- Records from a dataset:
■ ■ ■

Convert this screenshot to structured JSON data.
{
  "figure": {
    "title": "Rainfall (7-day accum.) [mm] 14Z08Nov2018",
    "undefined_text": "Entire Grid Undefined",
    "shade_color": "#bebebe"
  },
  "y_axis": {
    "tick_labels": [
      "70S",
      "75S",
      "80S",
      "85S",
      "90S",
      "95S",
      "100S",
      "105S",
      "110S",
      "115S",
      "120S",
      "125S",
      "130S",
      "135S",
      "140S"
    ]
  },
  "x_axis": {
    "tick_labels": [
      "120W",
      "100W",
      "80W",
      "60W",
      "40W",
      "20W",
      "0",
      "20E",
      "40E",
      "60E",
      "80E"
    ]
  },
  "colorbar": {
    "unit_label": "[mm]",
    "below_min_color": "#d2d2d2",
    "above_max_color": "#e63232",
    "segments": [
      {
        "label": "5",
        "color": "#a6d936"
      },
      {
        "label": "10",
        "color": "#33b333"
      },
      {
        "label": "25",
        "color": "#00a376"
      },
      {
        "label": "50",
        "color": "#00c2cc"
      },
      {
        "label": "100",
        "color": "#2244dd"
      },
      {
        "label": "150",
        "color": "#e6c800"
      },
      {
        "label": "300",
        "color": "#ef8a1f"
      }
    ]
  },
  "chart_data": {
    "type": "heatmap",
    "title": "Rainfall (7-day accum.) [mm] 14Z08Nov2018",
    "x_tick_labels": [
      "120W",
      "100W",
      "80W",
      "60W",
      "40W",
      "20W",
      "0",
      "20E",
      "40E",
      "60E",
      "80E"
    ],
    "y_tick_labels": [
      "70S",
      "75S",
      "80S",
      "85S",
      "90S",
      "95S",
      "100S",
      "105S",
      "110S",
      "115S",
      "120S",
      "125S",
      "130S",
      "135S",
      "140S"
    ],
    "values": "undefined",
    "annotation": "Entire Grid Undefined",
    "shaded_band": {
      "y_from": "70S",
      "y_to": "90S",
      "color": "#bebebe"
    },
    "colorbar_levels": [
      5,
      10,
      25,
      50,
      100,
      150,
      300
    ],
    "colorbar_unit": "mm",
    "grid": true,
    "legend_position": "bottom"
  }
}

■ ■ ■

- EXERCISE PROMPT: Every record above should be copied exactly.

- EXERCISE RESULT:
Convert this screenshot to structured JSON data.
{
  "figure": {
    "title": "Rainfall (7-day accum.) [mm] 14Z08Nov2018",
    "undefined_text": "Entire Grid Undefined",
    "shade_color": "#bebebe"
  },
  "y_axis": {
    "tick_labels": [
      "70S",
      "75S",
      "80S",
      "85S",
      "90S",
      "95S",
      "100S",
      "105S",
      "110S",
      "115S",
      "120S",
      "125S",
      "130S",
      "135S",
      "140S"
    ]
  },
  "x_axis": {
    "tick_labels": [
      "120W",
      "100W",
      "80W",
      "60W",
      "40W",
      "20W",
      "0",
      "20E",
      "40E",
      "60E",
      "80E"
    ]
  },
  "colorbar": {
    "unit_label": "[mm]",
    "below_min_color": "#d2d2d2",
    "above_max_color": "#e63232",
    "segments": [
      {
        "label": "5",
        "color": "#a6d936"
      },
      {
        "label": "10",
        "color": "#33b333"
      },
      {
        "label": "25",
        "color": "#00a376"
      },
      {
        "label": "50",
        "color": "#00c2cc"
      },
      {
        "label": "100",
        "color": "#2244dd"
      },
      {
        "label": "150",
        "color": "#e6c800"
      },
      {
        "label": "300",
        "color": "#ef8a1f"
      }
    ]
  },
  "chart_data": {
    "type": "heatmap",
    "title": "Rainfall (7-day accum.) [mm] 14Z08Nov2018",
    "x_tick_labels": [
      "120W",
      "100W",
      "80W",
      "60W",
      "40W",
      "20W",
      "0",
      "20E",
      "40E",
      "60E",
      "80E"
    ],
    "y_tick_labels": [
      "70S",
      "75S",
      "80S",
      "85S",
      "90S",
      "95S",
      "100S",
      "105S",
      "110S",
      "115S",
      "120S",
      "125S",
      "130S",
      "135S",
      "140S"
    ],
    "values": "undefined",
    "annotation": "Entire Grid Undefined",
    "shaded_band": {
      "y_from": "70S",
      "y_to": "90S",
      "color": "#bebebe"
    },
    "colorbar_levels": [
      5,
      10,
      25,
      50,
      100,
      150,
      300
    ],
    "colorbar_unit": "mm",
    "grid": true,
    "legend_position": "bottom"
  }
}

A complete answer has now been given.